Records provided:

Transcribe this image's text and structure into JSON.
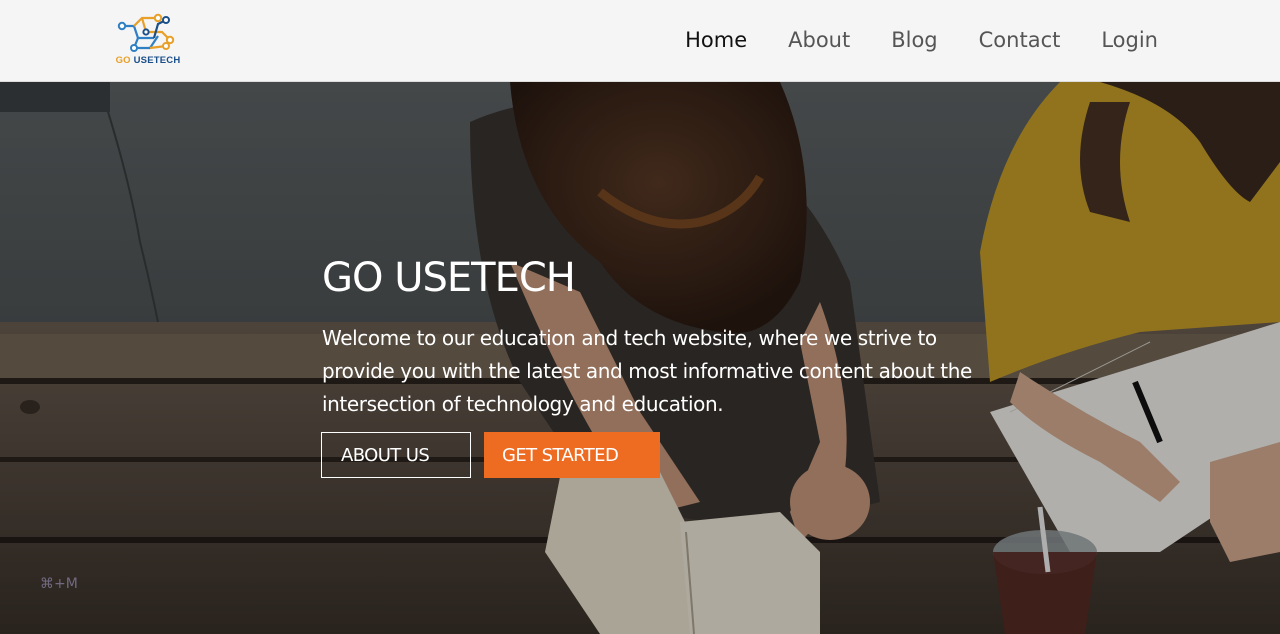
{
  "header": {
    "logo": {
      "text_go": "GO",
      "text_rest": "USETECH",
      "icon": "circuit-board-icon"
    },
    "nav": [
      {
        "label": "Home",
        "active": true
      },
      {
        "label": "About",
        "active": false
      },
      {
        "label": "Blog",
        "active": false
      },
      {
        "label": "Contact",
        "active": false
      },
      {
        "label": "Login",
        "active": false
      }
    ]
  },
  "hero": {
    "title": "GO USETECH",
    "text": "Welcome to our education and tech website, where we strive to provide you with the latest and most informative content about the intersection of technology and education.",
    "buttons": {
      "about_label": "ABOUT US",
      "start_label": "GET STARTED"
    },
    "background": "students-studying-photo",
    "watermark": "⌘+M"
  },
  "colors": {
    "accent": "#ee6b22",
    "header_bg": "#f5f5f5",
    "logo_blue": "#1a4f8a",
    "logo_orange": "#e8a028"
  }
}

Problem to solve:
Using the records above, retype everything exactly except the pictures.

Result of the exercise:
Transcribe this image's text and structure into JSON.
{
  "header": {
    "logo": {
      "text_go": "GO",
      "text_rest": "USETECH",
      "icon": "circuit-board-icon"
    },
    "nav": [
      {
        "label": "Home",
        "active": true
      },
      {
        "label": "About",
        "active": false
      },
      {
        "label": "Blog",
        "active": false
      },
      {
        "label": "Contact",
        "active": false
      },
      {
        "label": "Login",
        "active": false
      }
    ]
  },
  "hero": {
    "title": "GO USETECH",
    "text": "Welcome to our education and tech website, where we strive to provide you with the latest and most informative content about the intersection of technology and education.",
    "buttons": {
      "about_label": "ABOUT US",
      "start_label": "GET STARTED"
    },
    "background": "students-studying-photo",
    "watermark": "⌘+M"
  },
  "colors": {
    "accent": "#ee6b22",
    "header_bg": "#f5f5f5",
    "logo_blue": "#1a4f8a",
    "logo_orange": "#e8a028"
  }
}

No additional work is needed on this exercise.